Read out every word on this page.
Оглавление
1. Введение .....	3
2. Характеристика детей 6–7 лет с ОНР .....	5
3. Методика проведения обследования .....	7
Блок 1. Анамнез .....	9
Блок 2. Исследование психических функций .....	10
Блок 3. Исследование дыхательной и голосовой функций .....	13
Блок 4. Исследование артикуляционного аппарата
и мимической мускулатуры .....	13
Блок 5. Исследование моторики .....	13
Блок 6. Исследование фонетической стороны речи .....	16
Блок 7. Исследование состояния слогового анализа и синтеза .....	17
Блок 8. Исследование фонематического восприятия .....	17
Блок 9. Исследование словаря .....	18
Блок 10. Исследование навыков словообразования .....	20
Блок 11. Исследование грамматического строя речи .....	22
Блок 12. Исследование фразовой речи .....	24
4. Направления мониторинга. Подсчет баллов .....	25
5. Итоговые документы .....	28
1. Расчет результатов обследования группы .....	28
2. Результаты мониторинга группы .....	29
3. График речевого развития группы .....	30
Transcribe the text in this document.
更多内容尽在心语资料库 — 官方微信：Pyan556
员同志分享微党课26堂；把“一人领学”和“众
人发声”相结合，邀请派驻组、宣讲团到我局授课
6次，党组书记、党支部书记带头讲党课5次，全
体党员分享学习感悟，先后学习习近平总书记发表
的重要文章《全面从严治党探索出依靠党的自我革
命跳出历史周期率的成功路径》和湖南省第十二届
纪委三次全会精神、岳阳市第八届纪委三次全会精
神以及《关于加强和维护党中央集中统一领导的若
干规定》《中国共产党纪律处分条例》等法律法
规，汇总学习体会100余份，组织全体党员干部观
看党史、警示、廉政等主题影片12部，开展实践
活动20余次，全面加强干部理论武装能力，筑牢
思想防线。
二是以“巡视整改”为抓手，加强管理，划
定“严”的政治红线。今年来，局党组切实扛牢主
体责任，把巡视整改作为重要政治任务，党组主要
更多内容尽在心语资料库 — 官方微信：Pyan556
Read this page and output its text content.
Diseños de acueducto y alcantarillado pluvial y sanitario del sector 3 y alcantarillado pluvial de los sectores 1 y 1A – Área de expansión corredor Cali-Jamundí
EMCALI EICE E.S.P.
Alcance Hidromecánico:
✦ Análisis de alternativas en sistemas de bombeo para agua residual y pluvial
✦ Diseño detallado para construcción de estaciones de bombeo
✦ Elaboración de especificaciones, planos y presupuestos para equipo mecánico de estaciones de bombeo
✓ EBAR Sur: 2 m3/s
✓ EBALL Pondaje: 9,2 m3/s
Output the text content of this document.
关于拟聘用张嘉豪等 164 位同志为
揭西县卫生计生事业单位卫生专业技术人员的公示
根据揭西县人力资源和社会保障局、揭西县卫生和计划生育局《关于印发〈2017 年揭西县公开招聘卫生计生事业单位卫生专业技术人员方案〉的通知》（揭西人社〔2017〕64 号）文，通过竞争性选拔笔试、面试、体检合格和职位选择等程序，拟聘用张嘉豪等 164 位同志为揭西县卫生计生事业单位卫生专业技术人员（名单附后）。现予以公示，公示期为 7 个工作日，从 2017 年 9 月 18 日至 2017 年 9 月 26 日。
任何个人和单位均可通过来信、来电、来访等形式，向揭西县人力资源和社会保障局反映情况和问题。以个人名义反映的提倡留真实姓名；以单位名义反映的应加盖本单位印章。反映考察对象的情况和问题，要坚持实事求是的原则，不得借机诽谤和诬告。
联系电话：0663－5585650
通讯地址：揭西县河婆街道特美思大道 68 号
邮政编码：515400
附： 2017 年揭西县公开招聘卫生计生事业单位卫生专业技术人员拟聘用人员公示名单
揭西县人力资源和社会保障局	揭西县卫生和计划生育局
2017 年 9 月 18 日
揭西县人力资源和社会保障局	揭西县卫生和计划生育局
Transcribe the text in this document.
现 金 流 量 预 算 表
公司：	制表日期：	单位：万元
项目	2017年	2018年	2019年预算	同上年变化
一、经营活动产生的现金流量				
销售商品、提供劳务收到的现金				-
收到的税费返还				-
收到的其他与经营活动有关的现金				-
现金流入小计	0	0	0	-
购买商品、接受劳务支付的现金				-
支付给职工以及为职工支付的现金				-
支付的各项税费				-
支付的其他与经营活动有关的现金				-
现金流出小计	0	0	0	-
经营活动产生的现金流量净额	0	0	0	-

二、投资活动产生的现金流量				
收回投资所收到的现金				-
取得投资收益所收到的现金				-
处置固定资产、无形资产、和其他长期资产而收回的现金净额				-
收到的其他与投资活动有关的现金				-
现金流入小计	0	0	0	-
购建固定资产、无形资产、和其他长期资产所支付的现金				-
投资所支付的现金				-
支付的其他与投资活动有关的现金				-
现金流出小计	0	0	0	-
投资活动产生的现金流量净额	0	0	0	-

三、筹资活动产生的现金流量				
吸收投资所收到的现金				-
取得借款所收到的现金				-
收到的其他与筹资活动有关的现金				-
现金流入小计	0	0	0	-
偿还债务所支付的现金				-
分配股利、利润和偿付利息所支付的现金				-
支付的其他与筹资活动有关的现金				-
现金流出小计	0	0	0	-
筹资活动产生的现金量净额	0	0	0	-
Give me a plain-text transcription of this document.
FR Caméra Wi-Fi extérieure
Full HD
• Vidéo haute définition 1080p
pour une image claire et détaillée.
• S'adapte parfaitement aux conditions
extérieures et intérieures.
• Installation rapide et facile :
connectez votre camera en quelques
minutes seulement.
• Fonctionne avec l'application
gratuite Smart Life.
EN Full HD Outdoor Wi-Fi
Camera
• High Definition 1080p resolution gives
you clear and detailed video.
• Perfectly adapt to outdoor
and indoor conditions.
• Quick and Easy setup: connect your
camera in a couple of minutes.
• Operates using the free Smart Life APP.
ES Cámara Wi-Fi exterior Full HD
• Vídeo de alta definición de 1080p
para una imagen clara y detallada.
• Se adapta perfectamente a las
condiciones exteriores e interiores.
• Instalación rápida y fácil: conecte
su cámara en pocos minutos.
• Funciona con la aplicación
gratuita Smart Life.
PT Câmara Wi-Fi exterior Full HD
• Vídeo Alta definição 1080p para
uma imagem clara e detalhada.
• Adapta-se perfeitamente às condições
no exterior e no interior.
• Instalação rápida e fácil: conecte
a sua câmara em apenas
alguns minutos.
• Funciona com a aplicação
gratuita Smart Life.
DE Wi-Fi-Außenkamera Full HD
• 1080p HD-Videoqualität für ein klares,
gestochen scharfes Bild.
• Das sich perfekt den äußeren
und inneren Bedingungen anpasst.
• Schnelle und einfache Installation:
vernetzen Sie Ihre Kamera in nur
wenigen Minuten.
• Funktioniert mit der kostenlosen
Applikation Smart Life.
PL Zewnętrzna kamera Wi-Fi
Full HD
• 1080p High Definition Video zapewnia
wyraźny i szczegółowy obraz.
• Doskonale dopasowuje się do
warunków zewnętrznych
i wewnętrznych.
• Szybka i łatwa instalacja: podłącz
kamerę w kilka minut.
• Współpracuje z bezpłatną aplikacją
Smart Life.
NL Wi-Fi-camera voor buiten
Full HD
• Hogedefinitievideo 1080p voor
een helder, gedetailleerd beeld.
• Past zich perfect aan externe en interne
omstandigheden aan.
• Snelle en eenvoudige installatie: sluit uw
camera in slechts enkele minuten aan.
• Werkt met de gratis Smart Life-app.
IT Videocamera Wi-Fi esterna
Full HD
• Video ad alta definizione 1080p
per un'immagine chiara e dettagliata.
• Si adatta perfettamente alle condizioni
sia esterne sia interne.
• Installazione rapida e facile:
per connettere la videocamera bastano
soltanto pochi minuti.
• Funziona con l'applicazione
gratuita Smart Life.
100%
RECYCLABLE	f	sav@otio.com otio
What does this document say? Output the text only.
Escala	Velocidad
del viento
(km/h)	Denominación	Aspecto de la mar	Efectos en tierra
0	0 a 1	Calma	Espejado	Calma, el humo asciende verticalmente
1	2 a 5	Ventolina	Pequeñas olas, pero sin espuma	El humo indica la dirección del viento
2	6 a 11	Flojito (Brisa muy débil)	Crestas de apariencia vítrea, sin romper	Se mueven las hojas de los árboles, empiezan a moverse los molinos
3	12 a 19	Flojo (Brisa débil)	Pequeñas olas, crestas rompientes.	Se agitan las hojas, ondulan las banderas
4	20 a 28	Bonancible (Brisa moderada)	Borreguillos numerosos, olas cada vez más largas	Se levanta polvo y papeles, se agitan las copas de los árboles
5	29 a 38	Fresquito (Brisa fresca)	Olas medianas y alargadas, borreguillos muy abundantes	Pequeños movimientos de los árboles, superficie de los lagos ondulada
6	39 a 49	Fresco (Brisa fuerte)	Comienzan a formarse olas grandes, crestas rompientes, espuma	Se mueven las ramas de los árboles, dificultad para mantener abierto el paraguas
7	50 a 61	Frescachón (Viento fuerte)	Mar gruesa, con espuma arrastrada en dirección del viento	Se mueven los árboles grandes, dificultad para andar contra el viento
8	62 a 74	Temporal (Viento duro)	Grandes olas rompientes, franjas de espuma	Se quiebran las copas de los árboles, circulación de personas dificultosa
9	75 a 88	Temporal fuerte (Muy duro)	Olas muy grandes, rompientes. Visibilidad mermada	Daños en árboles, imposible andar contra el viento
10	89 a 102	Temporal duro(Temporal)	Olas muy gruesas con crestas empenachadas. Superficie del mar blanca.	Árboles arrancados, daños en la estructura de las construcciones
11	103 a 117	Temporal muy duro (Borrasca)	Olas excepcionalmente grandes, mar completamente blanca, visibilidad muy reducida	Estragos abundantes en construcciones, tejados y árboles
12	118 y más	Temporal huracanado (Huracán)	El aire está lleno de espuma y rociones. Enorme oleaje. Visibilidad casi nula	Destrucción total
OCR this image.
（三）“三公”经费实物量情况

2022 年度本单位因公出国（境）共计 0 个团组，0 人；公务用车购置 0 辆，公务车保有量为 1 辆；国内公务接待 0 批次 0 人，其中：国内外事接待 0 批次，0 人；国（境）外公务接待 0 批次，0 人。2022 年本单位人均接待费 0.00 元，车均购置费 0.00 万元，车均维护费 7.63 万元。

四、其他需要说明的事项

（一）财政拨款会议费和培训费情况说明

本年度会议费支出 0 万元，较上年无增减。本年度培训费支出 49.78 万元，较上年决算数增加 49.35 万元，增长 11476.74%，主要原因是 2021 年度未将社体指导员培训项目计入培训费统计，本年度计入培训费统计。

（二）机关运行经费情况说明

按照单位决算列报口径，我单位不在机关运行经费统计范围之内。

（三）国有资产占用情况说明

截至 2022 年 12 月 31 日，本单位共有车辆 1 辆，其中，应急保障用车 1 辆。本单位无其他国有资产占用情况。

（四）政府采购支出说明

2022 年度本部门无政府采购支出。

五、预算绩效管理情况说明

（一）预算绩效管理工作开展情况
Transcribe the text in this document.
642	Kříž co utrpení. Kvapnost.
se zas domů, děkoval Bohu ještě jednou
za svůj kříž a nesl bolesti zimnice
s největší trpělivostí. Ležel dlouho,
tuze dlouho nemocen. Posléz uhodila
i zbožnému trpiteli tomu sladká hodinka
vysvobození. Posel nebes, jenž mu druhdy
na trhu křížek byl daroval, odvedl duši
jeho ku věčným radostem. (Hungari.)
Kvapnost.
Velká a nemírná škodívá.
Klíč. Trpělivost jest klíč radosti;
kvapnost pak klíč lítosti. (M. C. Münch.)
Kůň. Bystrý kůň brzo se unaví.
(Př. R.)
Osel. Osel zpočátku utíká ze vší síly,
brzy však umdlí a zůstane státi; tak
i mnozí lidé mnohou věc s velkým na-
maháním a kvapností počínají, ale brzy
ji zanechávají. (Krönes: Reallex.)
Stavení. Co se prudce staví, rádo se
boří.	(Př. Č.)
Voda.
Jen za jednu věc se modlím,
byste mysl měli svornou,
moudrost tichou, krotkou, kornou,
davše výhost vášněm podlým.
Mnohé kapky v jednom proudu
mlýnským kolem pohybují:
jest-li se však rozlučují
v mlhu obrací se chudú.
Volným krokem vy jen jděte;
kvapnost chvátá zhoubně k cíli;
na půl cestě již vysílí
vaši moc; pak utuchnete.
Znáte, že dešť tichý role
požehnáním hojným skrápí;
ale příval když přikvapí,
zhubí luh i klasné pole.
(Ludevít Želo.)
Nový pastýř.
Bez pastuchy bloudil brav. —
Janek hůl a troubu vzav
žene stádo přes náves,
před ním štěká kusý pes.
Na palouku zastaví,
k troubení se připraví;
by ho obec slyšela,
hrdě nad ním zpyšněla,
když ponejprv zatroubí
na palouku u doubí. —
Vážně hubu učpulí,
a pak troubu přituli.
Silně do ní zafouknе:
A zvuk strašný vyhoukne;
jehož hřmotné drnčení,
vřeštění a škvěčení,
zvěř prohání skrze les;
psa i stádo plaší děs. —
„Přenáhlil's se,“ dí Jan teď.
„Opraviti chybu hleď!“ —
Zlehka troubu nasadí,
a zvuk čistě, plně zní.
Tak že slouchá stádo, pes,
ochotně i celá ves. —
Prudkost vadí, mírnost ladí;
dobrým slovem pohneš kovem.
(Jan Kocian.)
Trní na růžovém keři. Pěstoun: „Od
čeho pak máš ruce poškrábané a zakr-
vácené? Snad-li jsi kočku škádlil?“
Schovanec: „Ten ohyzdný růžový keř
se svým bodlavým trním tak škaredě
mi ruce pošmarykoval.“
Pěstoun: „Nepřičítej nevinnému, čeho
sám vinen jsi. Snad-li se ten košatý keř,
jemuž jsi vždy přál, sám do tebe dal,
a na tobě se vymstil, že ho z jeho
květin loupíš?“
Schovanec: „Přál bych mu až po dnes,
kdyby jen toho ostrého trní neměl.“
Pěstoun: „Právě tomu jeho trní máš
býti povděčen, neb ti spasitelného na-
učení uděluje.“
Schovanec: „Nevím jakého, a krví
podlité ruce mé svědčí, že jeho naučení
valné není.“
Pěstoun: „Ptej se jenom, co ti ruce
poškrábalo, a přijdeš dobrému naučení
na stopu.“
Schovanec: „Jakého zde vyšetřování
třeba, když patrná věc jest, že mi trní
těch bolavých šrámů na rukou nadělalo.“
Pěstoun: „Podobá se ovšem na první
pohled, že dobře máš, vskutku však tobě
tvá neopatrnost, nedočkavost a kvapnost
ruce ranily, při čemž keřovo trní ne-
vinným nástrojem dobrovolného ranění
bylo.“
++++++++++++++++++++
What you are asked to do: Look through the listing above. Pick out each line with "však" and copy it.

Exercise response:
brzy však umdlí a zůstane státi; tak
jest-li se však rozlučují
pohled, že dobře máš, vskutku však tobě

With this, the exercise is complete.